● **Textauszug**

====

SGB I § 66 Abs. 1; SGB II § 26 Abs. 3, § 7 Abs. 3 Nrn. 1, 3c, Abs. 3a; SGG § 86b Abs. 1, 2 S. 2

 

Tenor

1. Die Beschwerde der Antragstellerin gegen den Beschluss des Sozialgerichts Hamburg vom 8. Dezember 2008 wird zurückgewiesen.

2. Der Antrag auf Bewilligung von Prozesskostenhilfe für das Beschwerdeverfahren wird abgelehnt.

3. Außergerichtliche Kosten sind nicht zu erstatten.

 

Gründe

Die am 10. Dezember 2008 eingelegte Beschwerde der Antragstellerin gegen den Beschluss des Sozialgerichts Hamburg vom 8. Dezember 2008, durch den der Antrag auf Erlass einer einstweiligen Anordnung abgelehnt worden ist, ist statthaft und zulässig (§ 172 Abs. 1 und Abs. 3 Nr. 1 in Verbindung mit § 144 Abs. 1 Satz 1 Nr. 1, § 173 des Sozialgerichtsgesetzes - SGG). Sie ist jedoch unbegründet.

Gegenstand dieses Eilverfahrens ist trotz des Versagungsbescheides vom 29. Oktober 2008 ein Leistungsbegehren und damit einstweiliger Rechtsschutz im Wege einer einstweiligen Anordnung nach § 86b Abs. 2 SGG. Zwar ist in der Hauptsache gegen einen Versagungsbescheid nach § 66 Abs. 1 Erstes Buch Sozialgesetzbuch die isolierte Anfechtungsklage gegeben und in deren Rahmen allein die Rechtmäßigkeit der Versagung zu prüfen. Gleichwohl richtet sich der einstweilige Rechtsschutz vorliegend nicht nach § 86b Abs. 1 SGG, denn es geht um ein einstweiliges Rechtsschutzbegehren, mit dem vorläufig Leistungen erstritten werden sollen. Für dieses Rechtsschutzbegehren kommt es nicht darauf an, ob Leistungen wegen fehlender Mitwirkung versagt oder aber wegen Fehlens der Anspruchsvoraussetzungen abgelehnt worden sind. Unerheblich und nicht zu prüfen ist daher in diesem Beschwerdeverfahren, ob der Versagungsbescheid rechtmäßig ist. Entscheidend ist allein, ob die Voraussetzungen für den Erlass einer einstweiligen Anordnung vorliegen.

====

● **Arbeitsauftrag 1**
An welchem Tag wurde die Beschwerde der Antragstellerin laut dem Textauszug eingelegt?
● **Arbeitsauftrag 2**
Schreiben Sie aus dem Textauszug den Abschnitt ab, der mit den Worten "1. Die Beschwerde" beginnt und mit "nicht zu erstatten." endet.
● **Arbeitsauftrag 3**
Setzen Sie den Textauszug zur Beschwerde gegen die abgelehnte einstweilige Anordnung im Anschluss an seinen letzten Satz fort.

● **Vorliegende Daten**

====

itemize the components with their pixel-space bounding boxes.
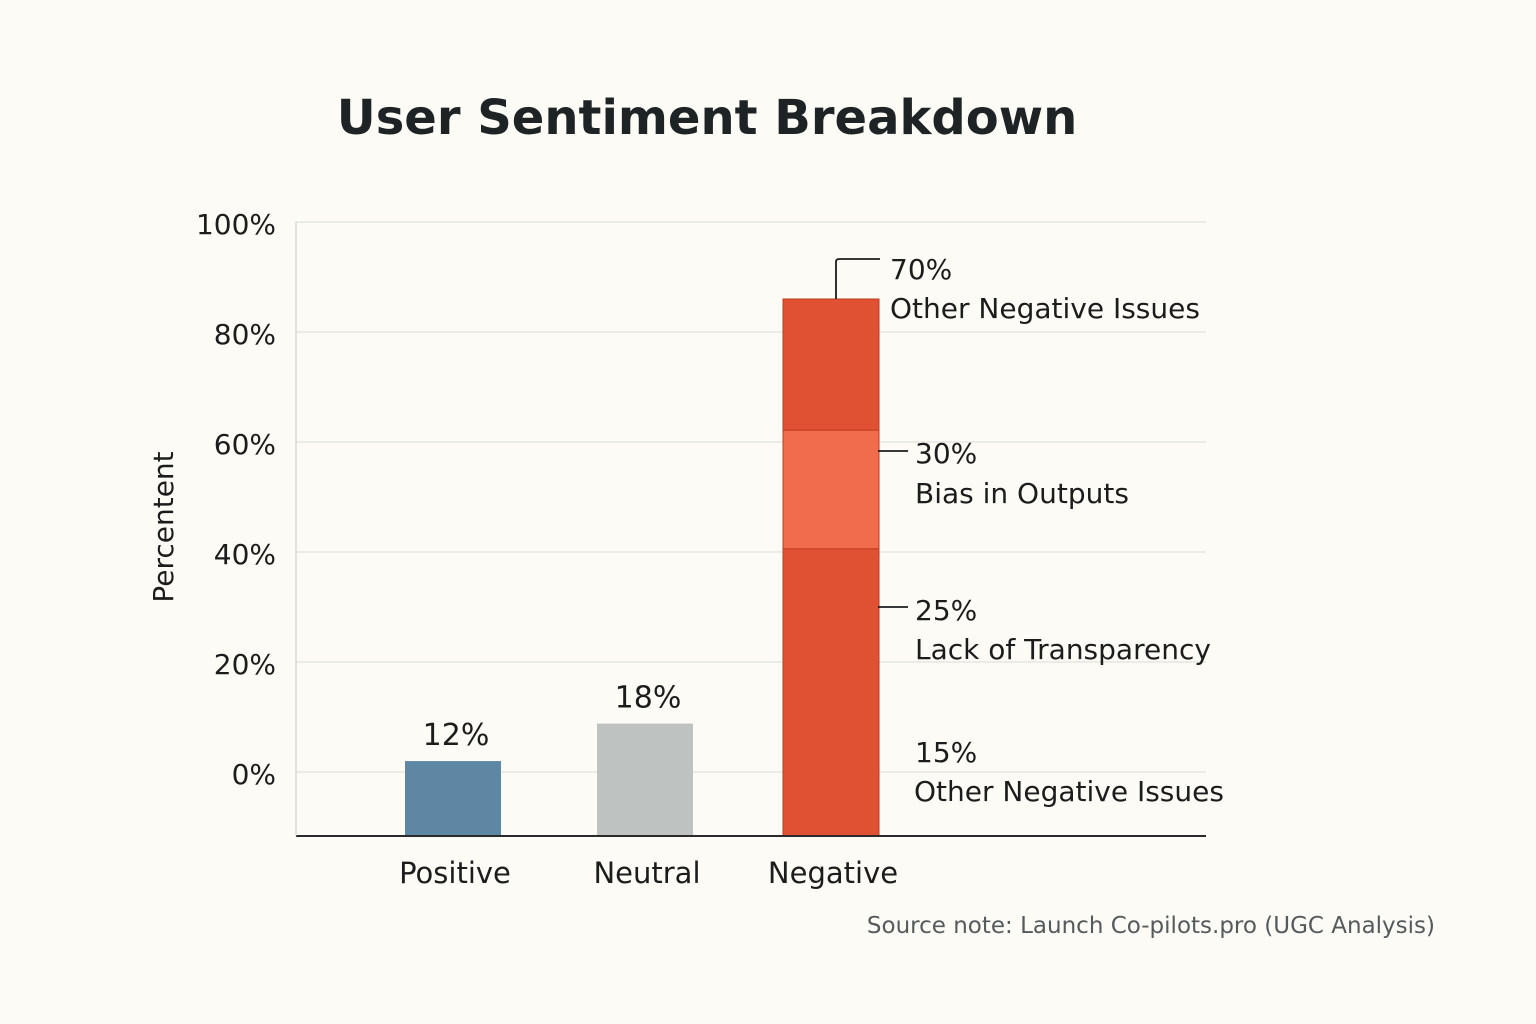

====

● **Antwort 1**
Am 10. Dezember 2008.

● **Antwort 2**
1. Die Beschwerde der Antragstellerin gegen den Beschluss des Sozialgerichts Hamburg vom 8. Dezember 2008 wird zurückgewiesen.

2. Der Antrag auf Bewilligung von Prozesskostenhilfe für das Beschwerdeverfahren wird abgelehnt.

3. Außergerichtliche Kosten sind nicht zu erstatten.

● **Antwort 3**
Nach § 86b Abs. 2 Satz 2 SGG sind einstweilige Anordnungen zur Regelung eines vorläufigen Zustands in Bezug auf ein streitiges Rechtsverhältnis zulässig, wenn eine solche Regelung zur Abwendung wesentlicher Nachteile nötig erscheint. Die Gewährung einstweiligen Rechtsschutzes setzt in diesem Zusammenhang einen Anordnungsanspruch, also einen materiell-rechtlichen Anspruch auf die Leistung, zu der die Antragsgegnerin im Wege des einstweiligen Rechtsschutzes verpflichtet werden soll, sowie einen Anordnungsgrund, nämlich einen Sachverhalt, der die Eilbedürftigkeit der Anordnung begründet, voraus. Anordnungsanspruch und Anordnungsgrund sind nach § 86b Abs. 2 Satz 4 SGG in Verbindung mit § 920 Abs. 2, § 294 der Zivilprozessordnung (ZPO) glaubhaft zu machen.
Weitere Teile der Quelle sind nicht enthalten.